=== Given information ===

****************************************

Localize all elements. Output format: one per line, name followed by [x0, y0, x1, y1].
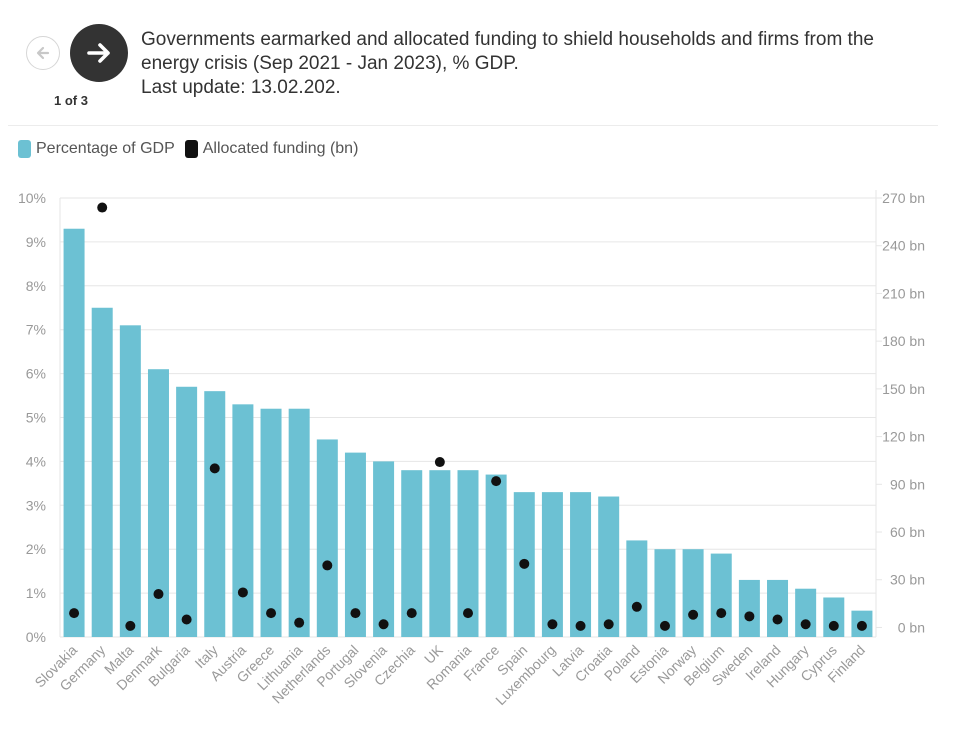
bar [710, 553, 732, 637]
bar [823, 597, 845, 637]
y-right-tick-label: 240 bn [882, 238, 925, 254]
funding-dot [772, 614, 783, 625]
funding-dot [125, 620, 136, 631]
funding-dot [153, 589, 164, 600]
funding-dot [575, 620, 586, 631]
bar [147, 369, 169, 637]
y-right-tick-label: 60 bn [890, 524, 925, 540]
y-right-tick-label: 30 bn [890, 572, 925, 588]
bar [63, 228, 85, 638]
next-button[interactable] [70, 24, 128, 82]
funding-dot [378, 619, 389, 630]
bar [654, 549, 676, 637]
chart-legend: Percentage of GDP Allocated funding (bn) [18, 140, 368, 158]
legend-label-funding: Allocated funding (bn) [202, 140, 359, 157]
bar [232, 404, 254, 637]
funding-dot [266, 608, 277, 619]
y-left-tick-label: 7% [26, 322, 46, 338]
bar [373, 461, 395, 637]
funding-dot [519, 558, 530, 569]
funding-dot [856, 620, 867, 631]
slide-counter: 1 of 3 [54, 93, 88, 108]
previous-button[interactable] [26, 36, 60, 70]
funding-dot [97, 202, 108, 213]
bar [570, 492, 592, 637]
funding-dot [716, 608, 727, 619]
funding-dot [800, 619, 811, 630]
bar [288, 408, 310, 637]
bar [176, 386, 198, 637]
legend-label-percentage: Percentage of GDP [36, 140, 175, 157]
funding-dot [237, 587, 248, 598]
y-left-tick-label: 2% [26, 541, 46, 557]
y-left-tick-label: 1% [26, 585, 46, 601]
y-right-tick-label: 210 bn [882, 285, 925, 301]
funding-dot [631, 601, 642, 612]
header-divider [8, 125, 938, 126]
funding-dot [688, 609, 699, 620]
bar [344, 452, 366, 637]
bar [738, 579, 760, 637]
legend-item-funding[interactable]: Allocated funding (bn) [184, 140, 359, 158]
bar [401, 470, 423, 637]
arrow-right-icon [87, 43, 110, 63]
y-left-tick-label: 5% [26, 410, 46, 426]
y-left-tick-label: 9% [26, 234, 46, 250]
funding-dot [209, 463, 220, 474]
legend-item-percentage[interactable]: Percentage of GDP [18, 140, 175, 158]
chart-title: Governments earmarked and allocated fund… [141, 28, 931, 100]
legend-swatch-bar [18, 140, 31, 158]
funding-dot [69, 608, 80, 619]
bar [316, 439, 338, 637]
funding-dot [463, 608, 473, 619]
y-left-tick-label: 0% [26, 629, 46, 645]
funding-dot [294, 617, 305, 628]
y-left-tick-label: 10% [18, 190, 46, 206]
bar [626, 540, 648, 637]
y-right-tick-label: 90 bn [890, 476, 925, 492]
bar [767, 579, 789, 637]
y-right-tick-label: 180 bn [882, 333, 925, 349]
funding-dot [406, 608, 417, 619]
bar [429, 470, 451, 637]
funding-dot [181, 614, 192, 625]
funding-dot [491, 476, 502, 487]
y-left-tick-label: 3% [26, 497, 46, 513]
bar [682, 549, 704, 637]
title-line-3: Last update: 13.02.202. [141, 77, 341, 98]
arrow-left-icon [36, 46, 50, 60]
funding-dot [603, 619, 614, 630]
funding-dot [828, 620, 839, 631]
y-right-tick-label: 120 bn [882, 429, 925, 445]
y-right-tick-label: 270 bn [882, 190, 925, 206]
funding-dot [659, 620, 670, 631]
y-left-tick-label: 6% [26, 366, 46, 382]
bar [541, 492, 563, 637]
bar [260, 408, 282, 637]
y-right-tick-label: 0 bn [898, 619, 925, 635]
bar [204, 391, 226, 637]
bar [457, 470, 479, 637]
title-line-1: Governments earmarked and allocated fund… [141, 29, 874, 50]
funding-dot [547, 619, 558, 630]
bar [91, 307, 113, 637]
legend-swatch-dot [184, 140, 198, 158]
title-line-2: energy crisis (Sep 2021 - Jan 2023), % G… [141, 53, 519, 74]
bar [485, 474, 507, 637]
funding-dot [744, 611, 755, 622]
bar [119, 325, 141, 637]
y-left-tick-label: 4% [26, 453, 46, 469]
bar [598, 496, 620, 637]
y-right-tick-label: 150 bn [882, 381, 925, 397]
funding-dot [350, 608, 361, 619]
bar [795, 588, 817, 637]
funding-dot [434, 457, 445, 468]
y-left-tick-label: 8% [26, 278, 46, 294]
funding-dot [322, 560, 333, 571]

****************************************

Copy every line of the rows above verbatim, leaving out the picture placeholders.

Localize all elements. Output format: one per line, name followed by [x0, y0, x1, y1].
bar [710, 553, 732, 637]
bar [823, 597, 845, 637]
y-right-tick-label: 240 bn [882, 238, 925, 254]
funding-dot [772, 614, 783, 625]
funding-dot [125, 620, 136, 631]
funding-dot [153, 589, 164, 600]
funding-dot [575, 620, 586, 631]
bar [147, 369, 169, 637]
y-right-tick-label: 60 bn [890, 524, 925, 540]
y-right-tick-label: 30 bn [890, 572, 925, 588]
bar [63, 228, 85, 638]
next-button[interactable] [70, 24, 128, 82]
funding-dot [378, 619, 389, 630]
bar [654, 549, 676, 637]
chart-legend: Percentage of GDP Allocated funding (bn) [18, 140, 368, 158]
legend-label-funding: Allocated funding (bn) [202, 140, 359, 157]
bar [232, 404, 254, 637]
funding-dot [266, 608, 277, 619]
y-left-tick-label: 7% [26, 322, 46, 338]
bar [373, 461, 395, 637]
funding-dot [519, 558, 530, 569]
funding-dot [856, 620, 867, 631]
slide-counter: 1 of 3 [54, 93, 88, 108]
previous-button[interactable] [26, 36, 60, 70]
funding-dot [97, 202, 108, 213]
bar [570, 492, 592, 637]
funding-dot [716, 608, 727, 619]
funding-dot [800, 619, 811, 630]
bar [288, 408, 310, 637]
bar [176, 386, 198, 637]
legend-label-percentage: Percentage of GDP [36, 140, 175, 157]
funding-dot [237, 587, 248, 598]
y-left-tick-label: 2% [26, 541, 46, 557]
y-left-tick-label: 1% [26, 585, 46, 601]
y-right-tick-label: 210 bn [882, 285, 925, 301]
funding-dot [631, 601, 642, 612]
header-divider [8, 125, 938, 126]
funding-dot [688, 609, 699, 620]
bar [344, 452, 366, 637]
bar [738, 579, 760, 637]
legend-item-funding[interactable]: Allocated funding (bn) [184, 140, 359, 158]
bar [401, 470, 423, 637]
arrow-right-icon [87, 43, 110, 63]
y-left-tick-label: 5% [26, 410, 46, 426]
y-left-tick-label: 9% [26, 234, 46, 250]
funding-dot [209, 463, 220, 474]
legend-item-percentage[interactable]: Percentage of GDP [18, 140, 175, 158]
chart-title: Governments earmarked and allocated fund… [141, 28, 931, 100]
legend-swatch-bar [18, 140, 31, 158]
funding-dot [69, 608, 80, 619]
bar [316, 439, 338, 637]
funding-dot [463, 608, 473, 619]
y-left-tick-label: 0% [26, 629, 46, 645]
funding-dot [294, 617, 305, 628]
y-left-tick-label: 10% [18, 190, 46, 206]
bar [626, 540, 648, 637]
y-right-tick-label: 90 bn [890, 476, 925, 492]
bar [767, 579, 789, 637]
y-right-tick-label: 180 bn [882, 333, 925, 349]
funding-dot [406, 608, 417, 619]
bar [429, 470, 451, 637]
funding-dot [181, 614, 192, 625]
funding-dot [491, 476, 502, 487]
y-left-tick-label: 3% [26, 497, 46, 513]
bar [682, 549, 704, 637]
title-line-3: Last update: 13.02.202. [141, 77, 341, 98]
arrow-left-icon [36, 46, 50, 60]
funding-dot [603, 619, 614, 630]
funding-dot [828, 620, 839, 631]
y-right-tick-label: 120 bn [882, 429, 925, 445]
y-right-tick-label: 270 bn [882, 190, 925, 206]
funding-dot [659, 620, 670, 631]
y-left-tick-label: 6% [26, 366, 46, 382]
bar [541, 492, 563, 637]
bar [260, 408, 282, 637]
y-right-tick-label: 0 bn [898, 619, 925, 635]
bar [204, 391, 226, 637]
bar [457, 470, 479, 637]
title-line-1: Governments earmarked and allocated fund… [141, 29, 874, 50]
funding-dot [547, 619, 558, 630]
bar [91, 307, 113, 637]
legend-swatch-dot [184, 140, 198, 158]
title-line-2: energy crisis (Sep 2021 - Jan 2023), % G… [141, 53, 519, 74]
bar [485, 474, 507, 637]
funding-dot [744, 611, 755, 622]
bar [119, 325, 141, 637]
y-left-tick-label: 4% [26, 453, 46, 469]
bar [598, 496, 620, 637]
y-right-tick-label: 150 bn [882, 381, 925, 397]
funding-dot [350, 608, 361, 619]
bar [795, 588, 817, 637]
funding-dot [434, 457, 445, 468]
y-left-tick-label: 8% [26, 278, 46, 294]
funding-dot [322, 560, 333, 571]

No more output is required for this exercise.